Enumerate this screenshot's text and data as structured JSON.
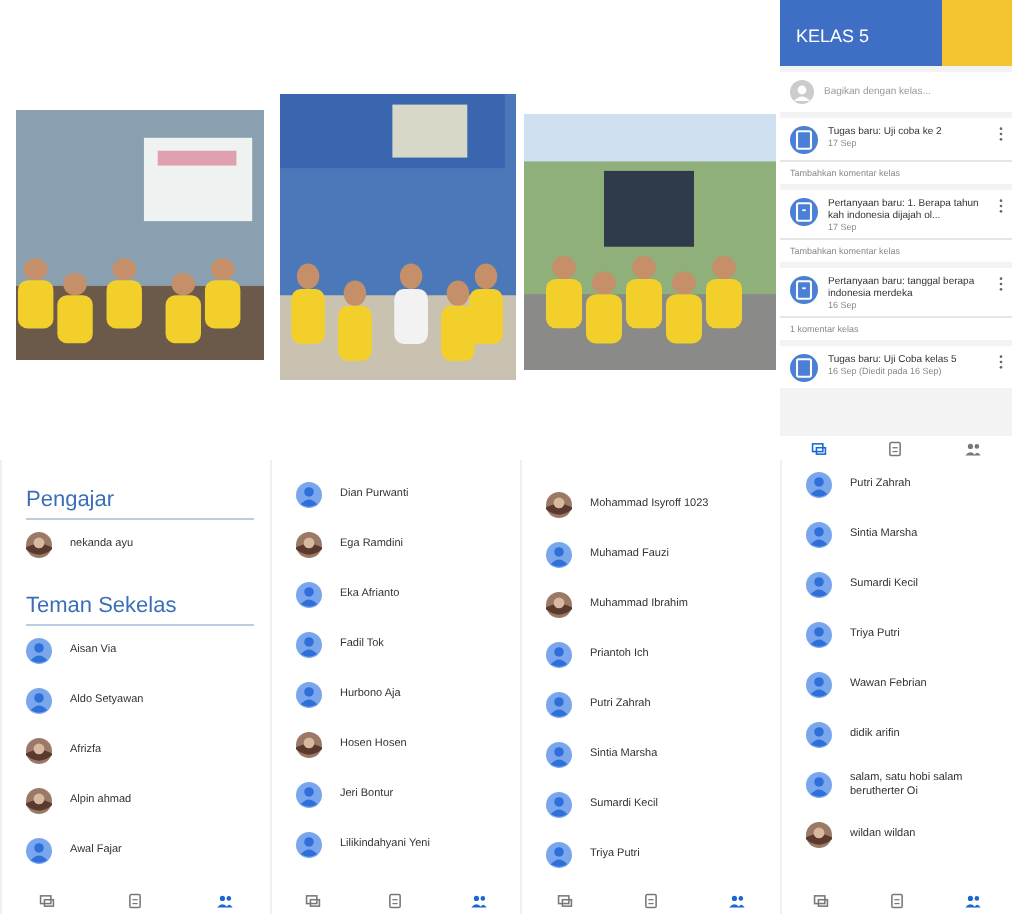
{
  "stream": {
    "class_name": "KELAS 5",
    "share_placeholder": "Bagikan dengan kelas...",
    "posts": [
      {
        "kind": "assignment",
        "title": "Tugas baru: Uji coba ke 2",
        "date": "17 Sep",
        "comment": "Tambahkan komentar kelas"
      },
      {
        "kind": "question",
        "title": "Pertanyaan baru: 1. Berapa tahun kah indonesia dijajah ol...",
        "date": "17 Sep",
        "comment": "Tambahkan komentar kelas"
      },
      {
        "kind": "question",
        "title": "Pertanyaan baru: tanggal berapa indonesia merdeka",
        "date": "16 Sep",
        "comment": "1 komentar kelas"
      },
      {
        "kind": "assignment",
        "title": "Tugas baru: Uji Coba kelas 5",
        "date": "16 Sep (Diedit pada 16 Sep)"
      }
    ],
    "nav": [
      {
        "kind": "stream",
        "selected": true
      },
      {
        "kind": "classwork",
        "selected": false
      },
      {
        "kind": "people",
        "selected": false
      }
    ]
  },
  "people_panels": [
    {
      "sections": [
        {
          "title": "Pengajar",
          "people": [
            {
              "name": "nekanda ayu"
            }
          ]
        },
        {
          "title": "Teman Sekelas",
          "people": [
            {
              "name": "Aisan Via",
              "kind": "default"
            },
            {
              "name": "Aldo Setyawan",
              "kind": "default"
            },
            {
              "name": "Afrizfa"
            },
            {
              "name": "Alpin ahmad"
            },
            {
              "name": "Awal Fajar",
              "kind": "default"
            }
          ]
        }
      ],
      "nav": [
        {
          "kind": "stream",
          "selected": false
        },
        {
          "kind": "classwork",
          "selected": false
        },
        {
          "kind": "people",
          "selected": true
        }
      ]
    },
    {
      "sections": [
        {
          "people": [
            {
              "name": "Dian Purwanti",
              "kind": "default"
            },
            {
              "name": "Ega Ramdini"
            },
            {
              "name": "Eka Afrianto",
              "kind": "default"
            },
            {
              "name": "Fadil Tok",
              "kind": "default"
            },
            {
              "name": "Hurbono Aja",
              "kind": "default"
            },
            {
              "name": "Hosen Hosen"
            },
            {
              "name": "Jeri Bontur",
              "kind": "default"
            },
            {
              "name": "Lilikindahyani Yeni",
              "kind": "default"
            }
          ]
        }
      ],
      "nav": [
        {
          "kind": "stream",
          "selected": false
        },
        {
          "kind": "classwork",
          "selected": false
        },
        {
          "kind": "people",
          "selected": true
        }
      ]
    },
    {
      "sections": [
        {
          "people": [
            {
              "name": "Mohammad Isyroff 1023"
            },
            {
              "name": "Muhamad Fauzi",
              "kind": "default"
            },
            {
              "name": "Muhammad Ibrahim"
            },
            {
              "name": "Priantoh Ich",
              "kind": "default"
            },
            {
              "name": "Putri Zahrah",
              "kind": "default"
            },
            {
              "name": "Sintia Marsha",
              "kind": "default"
            },
            {
              "name": "Sumardi Kecil",
              "kind": "default"
            },
            {
              "name": "Triya Putri",
              "kind": "default"
            }
          ]
        }
      ],
      "nav": [
        {
          "kind": "stream",
          "selected": false
        },
        {
          "kind": "classwork",
          "selected": false
        },
        {
          "kind": "people",
          "selected": true
        }
      ]
    },
    {
      "sections": [
        {
          "people": [
            {
              "name": "Putri Zahrah",
              "kind": "default"
            },
            {
              "name": "Sintia Marsha",
              "kind": "default"
            },
            {
              "name": "Sumardi Kecil",
              "kind": "default"
            },
            {
              "name": "Triya Putri",
              "kind": "default"
            },
            {
              "name": "Wawan Febrian",
              "kind": "default"
            },
            {
              "name": "didik arifin",
              "kind": "default"
            },
            {
              "name": "salam, satu hobi salam berutherter Oi",
              "kind": "default"
            },
            {
              "name": "wildan wildan"
            }
          ]
        }
      ],
      "nav": [
        {
          "kind": "stream",
          "selected": false
        },
        {
          "kind": "classwork",
          "selected": false
        },
        {
          "kind": "people",
          "selected": true
        }
      ]
    }
  ]
}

──────

Task details
Give the entries again without a single change, but with no pictures.

Response to this task
Enumerate this screenshot's text and data as structured JSON.
{
  "stream": {
    "class_name": "KELAS 5",
    "share_placeholder": "Bagikan dengan kelas...",
    "posts": [
      {
        "kind": "assignment",
        "title": "Tugas baru: Uji coba ke 2",
        "date": "17 Sep",
        "comment": "Tambahkan komentar kelas"
      },
      {
        "kind": "question",
        "title": "Pertanyaan baru: 1. Berapa tahun kah indonesia dijajah ol...",
        "date": "17 Sep",
        "comment": "Tambahkan komentar kelas"
      },
      {
        "kind": "question",
        "title": "Pertanyaan baru: tanggal berapa indonesia merdeka",
        "date": "16 Sep",
        "comment": "1 komentar kelas"
      },
      {
        "kind": "assignment",
        "title": "Tugas baru: Uji Coba kelas 5",
        "date": "16 Sep (Diedit pada 16 Sep)"
      }
    ],
    "nav": [
      {
        "kind": "stream",
        "selected": true
      },
      {
        "kind": "classwork",
        "selected": false
      },
      {
        "kind": "people",
        "selected": false
      }
    ]
  },
  "people_panels": [
    {
      "sections": [
        {
          "title": "Pengajar",
          "people": [
            {
              "name": "nekanda ayu"
            }
          ]
        },
        {
          "title": "Teman Sekelas",
          "people": [
            {
              "name": "Aisan Via",
              "kind": "default"
            },
            {
              "name": "Aldo Setyawan",
              "kind": "default"
            },
            {
              "name": "Afrizfa"
            },
            {
              "name": "Alpin ahmad"
            },
            {
              "name": "Awal Fajar",
              "kind": "default"
            }
          ]
        }
      ],
      "nav": [
        {
          "kind": "stream",
          "selected": false
        },
        {
          "kind": "classwork",
          "selected": false
        },
        {
          "kind": "people",
          "selected": true
        }
      ]
    },
    {
      "sections": [
        {
          "people": [
            {
              "name": "Dian Purwanti",
              "kind": "default"
            },
            {
              "name": "Ega Ramdini"
            },
            {
              "name": "Eka Afrianto",
              "kind": "default"
            },
            {
              "name": "Fadil Tok",
              "kind": "default"
            },
            {
              "name": "Hurbono Aja",
              "kind": "default"
            },
            {
              "name": "Hosen Hosen"
            },
            {
              "name": "Jeri Bontur",
              "kind": "default"
            },
            {
              "name": "Lilikindahyani Yeni",
              "kind": "default"
            }
          ]
        }
      ],
      "nav": [
        {
          "kind": "stream",
          "selected": false
        },
        {
          "kind": "classwork",
          "selected": false
        },
        {
          "kind": "people",
          "selected": true
        }
      ]
    },
    {
      "sections": [
        {
          "people": [
            {
              "name": "Mohammad Isyroff 1023"
            },
            {
              "name": "Muhamad Fauzi",
              "kind": "default"
            },
            {
              "name": "Muhammad Ibrahim"
            },
            {
              "name": "Priantoh Ich",
              "kind": "default"
            },
            {
              "name": "Putri Zahrah",
              "kind": "default"
            },
            {
              "name": "Sintia Marsha",
              "kind": "default"
            },
            {
              "name": "Sumardi Kecil",
              "kind": "default"
            },
            {
              "name": "Triya Putri",
              "kind": "default"
            }
          ]
        }
      ],
      "nav": [
        {
          "kind": "stream",
          "selected": false
        },
        {
          "kind": "classwork",
          "selected": false
        },
        {
          "kind": "people",
          "selected": true
        }
      ]
    },
    {
      "sections": [
        {
          "people": [
            {
              "name": "Putri Zahrah",
              "kind": "default"
            },
            {
              "name": "Sintia Marsha",
              "kind": "default"
            },
            {
              "name": "Sumardi Kecil",
              "kind": "default"
            },
            {
              "name": "Triya Putri",
              "kind": "default"
            },
            {
              "name": "Wawan Febrian",
              "kind": "default"
            },
            {
              "name": "didik arifin",
              "kind": "default"
            },
            {
              "name": "salam, satu hobi salam berutherter Oi",
              "kind": "default"
            },
            {
              "name": "wildan wildan"
            }
          ]
        }
      ],
      "nav": [
        {
          "kind": "stream",
          "selected": false
        },
        {
          "kind": "classwork",
          "selected": false
        },
        {
          "kind": "people",
          "selected": true
        }
      ]
    }
  ]
}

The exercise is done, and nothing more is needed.